■ **Required task**
Examine the material below. Gather every line in which the string "Maximum" appears.

-- begin Material supplied --

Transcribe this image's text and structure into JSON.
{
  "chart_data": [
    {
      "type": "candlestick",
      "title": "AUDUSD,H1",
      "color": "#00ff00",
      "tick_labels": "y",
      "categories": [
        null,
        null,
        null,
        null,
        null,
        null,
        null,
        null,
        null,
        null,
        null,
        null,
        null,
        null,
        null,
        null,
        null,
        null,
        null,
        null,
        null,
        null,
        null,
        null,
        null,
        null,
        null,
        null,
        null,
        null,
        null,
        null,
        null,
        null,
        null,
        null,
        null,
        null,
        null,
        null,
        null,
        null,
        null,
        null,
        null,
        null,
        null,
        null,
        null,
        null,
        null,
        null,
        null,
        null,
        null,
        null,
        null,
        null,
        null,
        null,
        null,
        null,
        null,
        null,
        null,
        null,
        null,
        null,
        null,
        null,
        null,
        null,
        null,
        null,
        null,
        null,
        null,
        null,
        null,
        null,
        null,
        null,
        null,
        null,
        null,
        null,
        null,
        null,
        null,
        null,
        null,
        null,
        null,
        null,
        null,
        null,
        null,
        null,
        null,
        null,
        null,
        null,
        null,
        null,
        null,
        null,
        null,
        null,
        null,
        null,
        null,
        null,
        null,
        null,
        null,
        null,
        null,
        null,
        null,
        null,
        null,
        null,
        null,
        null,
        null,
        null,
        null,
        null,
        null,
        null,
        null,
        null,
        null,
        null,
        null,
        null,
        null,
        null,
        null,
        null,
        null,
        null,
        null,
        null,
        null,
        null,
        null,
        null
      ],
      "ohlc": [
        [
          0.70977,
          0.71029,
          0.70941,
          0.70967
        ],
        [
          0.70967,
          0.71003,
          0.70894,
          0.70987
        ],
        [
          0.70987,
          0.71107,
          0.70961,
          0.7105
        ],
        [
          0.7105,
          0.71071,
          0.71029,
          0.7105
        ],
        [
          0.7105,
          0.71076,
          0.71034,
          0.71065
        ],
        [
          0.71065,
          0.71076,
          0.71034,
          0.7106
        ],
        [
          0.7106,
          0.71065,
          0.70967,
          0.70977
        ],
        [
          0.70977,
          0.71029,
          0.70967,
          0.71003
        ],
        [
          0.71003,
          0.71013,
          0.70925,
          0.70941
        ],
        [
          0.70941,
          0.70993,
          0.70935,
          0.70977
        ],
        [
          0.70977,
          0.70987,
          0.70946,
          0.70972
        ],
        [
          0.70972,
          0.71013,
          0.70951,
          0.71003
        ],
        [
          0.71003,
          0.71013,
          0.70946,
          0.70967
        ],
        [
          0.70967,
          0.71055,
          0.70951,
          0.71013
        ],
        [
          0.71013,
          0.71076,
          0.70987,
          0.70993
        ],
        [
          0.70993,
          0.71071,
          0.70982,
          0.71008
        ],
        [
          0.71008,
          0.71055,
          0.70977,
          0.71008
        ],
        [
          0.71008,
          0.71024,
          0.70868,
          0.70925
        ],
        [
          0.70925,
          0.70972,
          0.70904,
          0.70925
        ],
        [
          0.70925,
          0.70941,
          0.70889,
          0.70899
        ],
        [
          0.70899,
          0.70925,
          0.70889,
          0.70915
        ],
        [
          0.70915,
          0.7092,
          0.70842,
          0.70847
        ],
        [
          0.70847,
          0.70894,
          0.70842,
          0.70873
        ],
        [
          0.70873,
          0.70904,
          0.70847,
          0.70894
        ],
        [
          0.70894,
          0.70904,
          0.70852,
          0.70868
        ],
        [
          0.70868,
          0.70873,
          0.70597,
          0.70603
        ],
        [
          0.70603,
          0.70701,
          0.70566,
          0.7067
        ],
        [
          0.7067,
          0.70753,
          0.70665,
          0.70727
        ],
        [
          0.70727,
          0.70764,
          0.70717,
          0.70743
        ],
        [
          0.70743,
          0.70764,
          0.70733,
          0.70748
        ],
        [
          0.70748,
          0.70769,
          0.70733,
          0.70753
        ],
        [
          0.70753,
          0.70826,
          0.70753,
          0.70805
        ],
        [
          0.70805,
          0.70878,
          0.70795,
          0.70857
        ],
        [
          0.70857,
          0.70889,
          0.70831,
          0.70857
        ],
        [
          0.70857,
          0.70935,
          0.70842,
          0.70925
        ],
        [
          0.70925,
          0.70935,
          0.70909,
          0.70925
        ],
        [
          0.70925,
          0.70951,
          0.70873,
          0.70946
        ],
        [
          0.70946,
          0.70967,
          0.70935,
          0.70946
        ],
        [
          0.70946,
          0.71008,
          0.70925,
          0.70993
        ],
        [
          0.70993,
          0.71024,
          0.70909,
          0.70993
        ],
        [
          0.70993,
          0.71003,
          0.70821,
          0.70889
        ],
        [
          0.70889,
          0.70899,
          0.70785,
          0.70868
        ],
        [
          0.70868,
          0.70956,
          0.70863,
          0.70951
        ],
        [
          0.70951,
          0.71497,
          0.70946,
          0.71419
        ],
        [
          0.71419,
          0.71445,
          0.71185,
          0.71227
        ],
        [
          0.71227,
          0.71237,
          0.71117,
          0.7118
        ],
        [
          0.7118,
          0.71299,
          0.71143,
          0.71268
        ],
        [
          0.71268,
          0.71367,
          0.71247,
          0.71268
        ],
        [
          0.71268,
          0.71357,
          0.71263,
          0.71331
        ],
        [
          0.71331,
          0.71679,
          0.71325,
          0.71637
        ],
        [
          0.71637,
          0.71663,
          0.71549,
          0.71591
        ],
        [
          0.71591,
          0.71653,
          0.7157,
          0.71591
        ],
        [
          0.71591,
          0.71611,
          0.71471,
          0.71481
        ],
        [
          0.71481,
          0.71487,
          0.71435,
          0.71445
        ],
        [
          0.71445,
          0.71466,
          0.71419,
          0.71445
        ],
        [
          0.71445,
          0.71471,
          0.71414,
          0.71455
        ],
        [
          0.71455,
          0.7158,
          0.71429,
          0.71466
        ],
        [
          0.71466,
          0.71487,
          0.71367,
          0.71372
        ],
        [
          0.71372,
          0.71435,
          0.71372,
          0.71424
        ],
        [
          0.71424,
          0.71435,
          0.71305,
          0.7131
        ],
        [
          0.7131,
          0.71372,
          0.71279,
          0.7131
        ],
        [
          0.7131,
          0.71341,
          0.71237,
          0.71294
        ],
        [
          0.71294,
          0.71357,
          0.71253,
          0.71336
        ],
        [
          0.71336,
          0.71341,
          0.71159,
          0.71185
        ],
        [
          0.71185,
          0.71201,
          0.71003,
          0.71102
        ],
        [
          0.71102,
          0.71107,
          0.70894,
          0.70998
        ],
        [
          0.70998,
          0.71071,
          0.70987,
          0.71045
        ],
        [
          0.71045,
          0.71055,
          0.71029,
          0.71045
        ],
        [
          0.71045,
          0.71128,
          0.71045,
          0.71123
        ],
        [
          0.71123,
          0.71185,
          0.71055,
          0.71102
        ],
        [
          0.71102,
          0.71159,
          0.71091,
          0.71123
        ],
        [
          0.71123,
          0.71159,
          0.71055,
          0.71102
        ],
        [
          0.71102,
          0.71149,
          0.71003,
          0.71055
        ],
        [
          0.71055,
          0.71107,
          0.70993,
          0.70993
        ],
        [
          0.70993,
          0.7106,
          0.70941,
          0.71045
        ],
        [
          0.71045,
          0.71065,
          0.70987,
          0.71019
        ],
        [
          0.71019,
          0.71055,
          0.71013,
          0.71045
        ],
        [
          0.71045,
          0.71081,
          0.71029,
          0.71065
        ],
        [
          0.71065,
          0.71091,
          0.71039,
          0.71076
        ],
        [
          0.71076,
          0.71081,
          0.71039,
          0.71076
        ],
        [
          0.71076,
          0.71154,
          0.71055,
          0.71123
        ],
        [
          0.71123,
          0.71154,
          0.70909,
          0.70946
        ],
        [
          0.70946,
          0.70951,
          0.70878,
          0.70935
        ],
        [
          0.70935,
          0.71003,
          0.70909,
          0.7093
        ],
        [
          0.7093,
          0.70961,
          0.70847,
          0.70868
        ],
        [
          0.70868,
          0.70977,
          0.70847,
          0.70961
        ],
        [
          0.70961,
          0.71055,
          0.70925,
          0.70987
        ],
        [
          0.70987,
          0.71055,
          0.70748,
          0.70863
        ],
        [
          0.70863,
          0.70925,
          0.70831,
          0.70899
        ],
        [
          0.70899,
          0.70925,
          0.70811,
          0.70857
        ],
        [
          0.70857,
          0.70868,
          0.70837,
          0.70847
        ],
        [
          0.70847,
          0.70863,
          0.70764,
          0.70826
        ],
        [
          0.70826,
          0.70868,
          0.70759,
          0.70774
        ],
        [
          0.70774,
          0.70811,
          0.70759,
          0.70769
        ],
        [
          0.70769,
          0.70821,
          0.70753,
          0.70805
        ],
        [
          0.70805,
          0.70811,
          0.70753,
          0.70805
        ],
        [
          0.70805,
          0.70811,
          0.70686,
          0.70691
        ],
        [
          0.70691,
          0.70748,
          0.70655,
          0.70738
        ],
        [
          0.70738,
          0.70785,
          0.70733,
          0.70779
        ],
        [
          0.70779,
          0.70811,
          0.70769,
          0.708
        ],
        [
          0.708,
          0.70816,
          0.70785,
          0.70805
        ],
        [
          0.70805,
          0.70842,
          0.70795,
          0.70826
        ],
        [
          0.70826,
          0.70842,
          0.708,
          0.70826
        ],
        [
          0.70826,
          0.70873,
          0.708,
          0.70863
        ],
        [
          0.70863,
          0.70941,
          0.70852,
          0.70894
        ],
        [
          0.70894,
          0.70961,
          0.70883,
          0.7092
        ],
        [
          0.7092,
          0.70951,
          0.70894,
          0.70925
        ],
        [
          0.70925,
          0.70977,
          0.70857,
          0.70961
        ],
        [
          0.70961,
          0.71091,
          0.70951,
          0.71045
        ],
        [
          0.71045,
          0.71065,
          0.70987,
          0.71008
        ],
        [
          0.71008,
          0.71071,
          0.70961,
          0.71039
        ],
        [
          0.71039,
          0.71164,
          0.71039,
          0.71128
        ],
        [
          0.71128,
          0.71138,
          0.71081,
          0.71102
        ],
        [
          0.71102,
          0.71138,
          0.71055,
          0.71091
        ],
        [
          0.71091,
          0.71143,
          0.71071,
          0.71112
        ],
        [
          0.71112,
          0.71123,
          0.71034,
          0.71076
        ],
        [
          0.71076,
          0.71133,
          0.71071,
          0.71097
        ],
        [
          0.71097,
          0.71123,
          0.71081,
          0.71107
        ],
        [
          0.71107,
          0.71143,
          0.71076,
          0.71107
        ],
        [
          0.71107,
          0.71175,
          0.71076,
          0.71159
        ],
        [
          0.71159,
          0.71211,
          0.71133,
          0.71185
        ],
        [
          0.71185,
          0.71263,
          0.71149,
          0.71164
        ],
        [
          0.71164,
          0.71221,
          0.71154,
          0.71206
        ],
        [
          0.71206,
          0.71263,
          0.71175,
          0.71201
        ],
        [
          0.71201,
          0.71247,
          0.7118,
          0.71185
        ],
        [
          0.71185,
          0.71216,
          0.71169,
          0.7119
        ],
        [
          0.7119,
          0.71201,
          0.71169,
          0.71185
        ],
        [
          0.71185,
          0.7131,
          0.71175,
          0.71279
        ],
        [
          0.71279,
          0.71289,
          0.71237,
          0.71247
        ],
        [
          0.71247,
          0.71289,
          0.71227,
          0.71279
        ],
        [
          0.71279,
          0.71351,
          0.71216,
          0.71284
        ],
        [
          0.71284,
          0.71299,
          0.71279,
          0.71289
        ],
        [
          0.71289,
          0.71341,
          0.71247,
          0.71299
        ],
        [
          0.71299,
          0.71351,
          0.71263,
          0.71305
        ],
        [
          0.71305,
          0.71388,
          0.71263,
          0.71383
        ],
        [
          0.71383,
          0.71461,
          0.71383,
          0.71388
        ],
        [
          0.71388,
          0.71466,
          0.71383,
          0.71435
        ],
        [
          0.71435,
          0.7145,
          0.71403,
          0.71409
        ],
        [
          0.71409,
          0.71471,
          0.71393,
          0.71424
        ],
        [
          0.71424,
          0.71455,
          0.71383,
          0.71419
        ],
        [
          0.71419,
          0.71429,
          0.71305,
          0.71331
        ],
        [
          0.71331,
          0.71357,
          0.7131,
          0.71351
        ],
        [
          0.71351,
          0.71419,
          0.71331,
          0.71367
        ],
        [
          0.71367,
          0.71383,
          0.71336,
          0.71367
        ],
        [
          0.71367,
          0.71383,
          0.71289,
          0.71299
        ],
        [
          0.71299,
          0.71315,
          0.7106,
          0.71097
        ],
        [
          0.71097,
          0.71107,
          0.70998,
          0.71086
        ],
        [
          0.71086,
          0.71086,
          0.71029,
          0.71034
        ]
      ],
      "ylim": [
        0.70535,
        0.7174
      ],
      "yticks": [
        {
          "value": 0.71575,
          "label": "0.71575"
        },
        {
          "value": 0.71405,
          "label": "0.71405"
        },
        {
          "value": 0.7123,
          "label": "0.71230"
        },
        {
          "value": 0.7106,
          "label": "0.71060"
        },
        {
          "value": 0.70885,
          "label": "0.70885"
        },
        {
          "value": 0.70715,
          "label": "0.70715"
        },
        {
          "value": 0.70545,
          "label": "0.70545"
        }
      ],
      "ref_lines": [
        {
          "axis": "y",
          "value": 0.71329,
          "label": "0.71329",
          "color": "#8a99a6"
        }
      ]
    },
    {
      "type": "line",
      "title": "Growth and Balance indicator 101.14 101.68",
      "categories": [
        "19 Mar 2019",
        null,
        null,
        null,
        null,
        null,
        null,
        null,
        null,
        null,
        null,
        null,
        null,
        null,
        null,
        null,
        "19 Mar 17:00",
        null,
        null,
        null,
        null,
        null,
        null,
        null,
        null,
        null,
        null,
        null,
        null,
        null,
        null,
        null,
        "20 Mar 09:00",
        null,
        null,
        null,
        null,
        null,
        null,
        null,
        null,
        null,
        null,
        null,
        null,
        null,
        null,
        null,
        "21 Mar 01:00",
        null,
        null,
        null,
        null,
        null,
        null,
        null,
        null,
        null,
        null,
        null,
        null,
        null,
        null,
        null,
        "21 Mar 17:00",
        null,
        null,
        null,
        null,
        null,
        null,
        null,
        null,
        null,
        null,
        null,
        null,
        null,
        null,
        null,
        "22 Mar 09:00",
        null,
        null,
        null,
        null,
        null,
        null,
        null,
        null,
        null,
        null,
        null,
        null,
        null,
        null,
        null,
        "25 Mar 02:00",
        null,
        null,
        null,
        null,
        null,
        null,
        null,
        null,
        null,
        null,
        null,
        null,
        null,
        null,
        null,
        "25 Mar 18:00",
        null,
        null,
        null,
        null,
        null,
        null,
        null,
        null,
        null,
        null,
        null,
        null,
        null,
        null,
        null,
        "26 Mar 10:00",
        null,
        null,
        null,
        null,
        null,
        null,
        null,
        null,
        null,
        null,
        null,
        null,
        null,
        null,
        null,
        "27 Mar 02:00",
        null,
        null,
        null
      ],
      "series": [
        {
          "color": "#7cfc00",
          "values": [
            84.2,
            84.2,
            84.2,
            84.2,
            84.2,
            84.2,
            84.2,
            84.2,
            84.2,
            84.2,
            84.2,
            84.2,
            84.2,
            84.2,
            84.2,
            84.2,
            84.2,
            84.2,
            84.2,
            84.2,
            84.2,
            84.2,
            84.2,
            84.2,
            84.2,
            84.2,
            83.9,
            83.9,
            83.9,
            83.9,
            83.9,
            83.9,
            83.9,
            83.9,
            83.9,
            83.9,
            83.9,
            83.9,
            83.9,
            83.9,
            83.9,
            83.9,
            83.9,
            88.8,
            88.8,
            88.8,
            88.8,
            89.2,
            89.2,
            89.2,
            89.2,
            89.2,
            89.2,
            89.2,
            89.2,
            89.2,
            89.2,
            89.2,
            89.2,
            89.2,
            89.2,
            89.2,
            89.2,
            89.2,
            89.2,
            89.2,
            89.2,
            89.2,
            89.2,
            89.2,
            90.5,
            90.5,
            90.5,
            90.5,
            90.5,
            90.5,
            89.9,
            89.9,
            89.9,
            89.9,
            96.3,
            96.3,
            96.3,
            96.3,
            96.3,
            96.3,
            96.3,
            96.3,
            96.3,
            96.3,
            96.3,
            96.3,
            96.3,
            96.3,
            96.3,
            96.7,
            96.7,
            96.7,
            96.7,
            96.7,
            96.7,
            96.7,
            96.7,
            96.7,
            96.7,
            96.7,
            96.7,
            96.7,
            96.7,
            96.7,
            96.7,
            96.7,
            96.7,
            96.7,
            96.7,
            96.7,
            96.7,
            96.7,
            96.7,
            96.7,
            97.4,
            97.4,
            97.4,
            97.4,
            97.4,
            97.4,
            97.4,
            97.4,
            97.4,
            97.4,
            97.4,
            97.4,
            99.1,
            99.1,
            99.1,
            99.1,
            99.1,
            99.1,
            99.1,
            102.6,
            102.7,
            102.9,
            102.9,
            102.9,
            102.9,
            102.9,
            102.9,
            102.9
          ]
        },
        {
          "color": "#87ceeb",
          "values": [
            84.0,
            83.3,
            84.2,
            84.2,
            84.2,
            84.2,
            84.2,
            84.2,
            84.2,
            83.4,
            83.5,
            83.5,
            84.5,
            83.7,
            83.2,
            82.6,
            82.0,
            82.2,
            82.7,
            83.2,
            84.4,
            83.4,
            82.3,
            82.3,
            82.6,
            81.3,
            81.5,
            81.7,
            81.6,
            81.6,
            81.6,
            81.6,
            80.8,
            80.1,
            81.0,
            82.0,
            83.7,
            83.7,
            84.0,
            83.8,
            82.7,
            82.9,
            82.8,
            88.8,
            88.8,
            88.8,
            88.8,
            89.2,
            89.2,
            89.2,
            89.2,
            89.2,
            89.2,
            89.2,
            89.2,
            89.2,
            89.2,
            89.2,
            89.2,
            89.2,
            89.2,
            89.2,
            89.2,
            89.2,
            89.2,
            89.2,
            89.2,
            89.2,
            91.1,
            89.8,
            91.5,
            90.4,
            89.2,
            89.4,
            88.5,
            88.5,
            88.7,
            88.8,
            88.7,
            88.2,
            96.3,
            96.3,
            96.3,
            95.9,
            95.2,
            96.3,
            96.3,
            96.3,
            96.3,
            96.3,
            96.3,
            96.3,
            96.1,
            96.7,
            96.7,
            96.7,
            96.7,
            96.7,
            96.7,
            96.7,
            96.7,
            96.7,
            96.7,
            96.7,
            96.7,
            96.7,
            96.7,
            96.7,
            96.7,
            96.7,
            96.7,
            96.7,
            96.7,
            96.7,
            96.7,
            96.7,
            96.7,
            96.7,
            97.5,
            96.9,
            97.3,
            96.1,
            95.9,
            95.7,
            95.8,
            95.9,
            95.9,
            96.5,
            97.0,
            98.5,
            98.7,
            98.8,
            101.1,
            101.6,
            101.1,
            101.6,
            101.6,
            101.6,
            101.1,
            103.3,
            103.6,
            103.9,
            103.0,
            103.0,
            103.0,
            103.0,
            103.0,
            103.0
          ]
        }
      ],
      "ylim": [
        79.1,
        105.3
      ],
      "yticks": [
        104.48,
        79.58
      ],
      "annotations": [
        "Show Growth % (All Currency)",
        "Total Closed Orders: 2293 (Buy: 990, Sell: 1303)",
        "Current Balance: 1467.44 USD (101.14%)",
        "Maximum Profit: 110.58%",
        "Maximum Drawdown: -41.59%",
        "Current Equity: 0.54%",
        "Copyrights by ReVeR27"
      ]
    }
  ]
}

-- end Material supplied --

■ **Answer in full**
        "Maximum Profit: 110.58%",
        "Maximum Drawdown: -41.59%",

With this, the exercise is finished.